◆ Textauszug
○ ○ ○ ○ ○ ○ ○

Schönborn: Österreichweites Glockenläuten "Weckruf gegen den Hunger"
Zu einem verantwortungsvolleren Umgang mit Lebensmitteln hat Kardinal Christoph Schönborn aufgerufen. In seiner Freitagskolumne in der Gratiszeitung "heute" erinnerte der Kardinal daran, dass an diesem Freitag um 15 Uhr österreichweit in rund 3.000 Kirchen die Glocken läuten. Dieses Mal nicht nur als Erinnerung an die Sterbestunde Jesu, sondern auch im Gedenken daran, "dass täglich Menschen sterben, weil sie nichts zum Essen haben".
Das müsste aber nicht so sein, betonte Schönborn. Weltweit würden so viele Lebensmittel produziert, dass alle Menschen satt werden könnten. Trotzdem würden ungefähr 830 Millionen Menschen an Hunger und Unterernährung leiden. Das sei jeder zehnte Mensch auf der Welt, verdeutlichte der Kardinal das Drama: "Heute läuten die Glocken als Weckruf gegen den Hunger und für verantwortungsvollen Umgang mit den Lebensmitteln."

○ ○ ○ ○ ○ ○ ○

◆ Zeilen des Datensatzes
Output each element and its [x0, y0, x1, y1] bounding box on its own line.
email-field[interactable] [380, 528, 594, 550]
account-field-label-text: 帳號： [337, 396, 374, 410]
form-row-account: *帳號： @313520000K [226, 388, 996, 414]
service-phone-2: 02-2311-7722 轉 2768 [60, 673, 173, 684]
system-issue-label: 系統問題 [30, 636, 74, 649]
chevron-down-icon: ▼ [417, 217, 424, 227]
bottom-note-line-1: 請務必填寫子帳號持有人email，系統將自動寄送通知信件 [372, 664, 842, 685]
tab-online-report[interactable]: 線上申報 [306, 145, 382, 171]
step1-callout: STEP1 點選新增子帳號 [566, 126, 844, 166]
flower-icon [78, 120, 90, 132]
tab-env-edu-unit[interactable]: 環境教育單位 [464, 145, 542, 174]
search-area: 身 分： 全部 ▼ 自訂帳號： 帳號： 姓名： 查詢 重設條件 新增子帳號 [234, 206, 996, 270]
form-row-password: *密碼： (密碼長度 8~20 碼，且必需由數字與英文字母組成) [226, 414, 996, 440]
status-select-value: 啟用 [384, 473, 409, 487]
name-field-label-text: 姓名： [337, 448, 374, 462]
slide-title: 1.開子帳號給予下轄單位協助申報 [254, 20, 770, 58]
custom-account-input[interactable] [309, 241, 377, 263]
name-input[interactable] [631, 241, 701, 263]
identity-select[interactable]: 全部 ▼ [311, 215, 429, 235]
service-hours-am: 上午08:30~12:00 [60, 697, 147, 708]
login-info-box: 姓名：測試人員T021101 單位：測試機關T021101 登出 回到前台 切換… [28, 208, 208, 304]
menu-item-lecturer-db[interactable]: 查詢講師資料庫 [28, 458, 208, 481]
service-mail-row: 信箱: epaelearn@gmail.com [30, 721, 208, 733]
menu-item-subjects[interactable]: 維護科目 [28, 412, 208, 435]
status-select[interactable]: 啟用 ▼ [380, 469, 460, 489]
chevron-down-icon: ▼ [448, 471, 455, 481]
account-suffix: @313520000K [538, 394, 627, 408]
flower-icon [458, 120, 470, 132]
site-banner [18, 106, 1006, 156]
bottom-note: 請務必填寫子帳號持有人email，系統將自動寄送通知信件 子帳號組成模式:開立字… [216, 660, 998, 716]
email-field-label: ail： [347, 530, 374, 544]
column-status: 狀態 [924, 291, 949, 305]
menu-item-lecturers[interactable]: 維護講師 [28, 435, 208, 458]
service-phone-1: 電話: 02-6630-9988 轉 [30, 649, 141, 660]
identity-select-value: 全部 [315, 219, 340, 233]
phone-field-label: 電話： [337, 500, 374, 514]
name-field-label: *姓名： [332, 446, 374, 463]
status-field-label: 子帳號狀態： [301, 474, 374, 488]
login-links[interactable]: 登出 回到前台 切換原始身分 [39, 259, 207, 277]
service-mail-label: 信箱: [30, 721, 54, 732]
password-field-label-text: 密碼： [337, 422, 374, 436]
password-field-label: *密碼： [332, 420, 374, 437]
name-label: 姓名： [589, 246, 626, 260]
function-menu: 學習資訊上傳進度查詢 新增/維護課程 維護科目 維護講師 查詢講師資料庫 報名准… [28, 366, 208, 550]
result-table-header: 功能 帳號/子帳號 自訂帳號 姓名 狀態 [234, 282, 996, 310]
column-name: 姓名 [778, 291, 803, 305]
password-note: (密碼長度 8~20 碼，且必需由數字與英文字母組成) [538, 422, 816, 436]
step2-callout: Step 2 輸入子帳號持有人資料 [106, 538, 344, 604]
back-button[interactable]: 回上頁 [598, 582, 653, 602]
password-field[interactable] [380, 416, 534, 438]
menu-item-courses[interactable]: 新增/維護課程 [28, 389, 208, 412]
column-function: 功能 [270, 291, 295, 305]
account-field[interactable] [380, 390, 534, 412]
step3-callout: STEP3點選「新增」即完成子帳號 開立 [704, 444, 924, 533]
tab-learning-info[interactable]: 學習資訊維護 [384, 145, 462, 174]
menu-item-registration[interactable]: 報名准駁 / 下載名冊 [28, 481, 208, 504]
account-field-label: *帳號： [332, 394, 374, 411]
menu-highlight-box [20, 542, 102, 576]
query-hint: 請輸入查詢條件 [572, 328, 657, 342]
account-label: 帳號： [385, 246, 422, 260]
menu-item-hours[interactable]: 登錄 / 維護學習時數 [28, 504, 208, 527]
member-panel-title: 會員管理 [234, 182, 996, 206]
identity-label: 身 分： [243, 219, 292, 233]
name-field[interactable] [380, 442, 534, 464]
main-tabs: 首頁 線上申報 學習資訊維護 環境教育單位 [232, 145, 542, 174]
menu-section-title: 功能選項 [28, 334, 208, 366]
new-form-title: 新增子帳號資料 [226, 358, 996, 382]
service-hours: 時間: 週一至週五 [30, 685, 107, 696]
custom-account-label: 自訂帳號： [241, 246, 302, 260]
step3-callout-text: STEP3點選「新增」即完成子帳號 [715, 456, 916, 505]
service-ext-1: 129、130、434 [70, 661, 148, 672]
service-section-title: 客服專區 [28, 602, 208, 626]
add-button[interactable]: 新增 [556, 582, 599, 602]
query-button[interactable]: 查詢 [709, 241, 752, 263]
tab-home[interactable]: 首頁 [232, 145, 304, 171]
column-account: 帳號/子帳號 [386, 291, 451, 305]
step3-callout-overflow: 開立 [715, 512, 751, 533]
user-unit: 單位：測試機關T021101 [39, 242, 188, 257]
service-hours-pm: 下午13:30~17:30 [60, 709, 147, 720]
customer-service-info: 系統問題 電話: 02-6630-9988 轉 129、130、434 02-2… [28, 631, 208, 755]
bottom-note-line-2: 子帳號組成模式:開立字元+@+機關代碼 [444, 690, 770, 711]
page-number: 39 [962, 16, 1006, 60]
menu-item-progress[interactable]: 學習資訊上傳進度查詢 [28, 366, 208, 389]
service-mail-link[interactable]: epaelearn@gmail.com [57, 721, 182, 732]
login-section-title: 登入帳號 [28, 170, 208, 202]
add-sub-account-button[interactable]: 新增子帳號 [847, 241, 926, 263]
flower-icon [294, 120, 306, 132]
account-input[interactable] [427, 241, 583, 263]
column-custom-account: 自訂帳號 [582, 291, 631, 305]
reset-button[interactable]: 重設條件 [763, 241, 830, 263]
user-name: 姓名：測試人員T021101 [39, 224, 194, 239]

○ ○ ○ ○ ○ ○ ○

Greife den Text über das Glockenläuten gegen den Hunger wieder auf und setze ihn nach seinem letzten Satz fort. Die Zeilen des Datensatzes sind eigenständiges Material und gehören nicht zum Text über das Glockenläuten gegen den Hunger.

Vor acht Jahren hätten sich die Vereinten Nationen darauf geeinigt, dass bis 2030 weltweit der lebensbedrohliche Hunger abgeschafft sein soll. Eine Zeit lang habe es so ausgesehen, dass dieses Ziel erreicht werden könne. Doch inzwischen nehme der Hunger dramatisch zu. Schuld daran seien der Klimawandel, jahrelange Dürren, steigende Preise und die vielen kriegerischen Konflikte. Besonders schlimm sei es, "wenn Millionen Tonnen Getreide aus der Ukraine, der Kornkammer Europas, nicht in die Länder verschickt werden können, für die das Getreide lebenswichtig ist. Da wird Hunger zur Kriegswaffe gemacht", kritisierte Schönborn.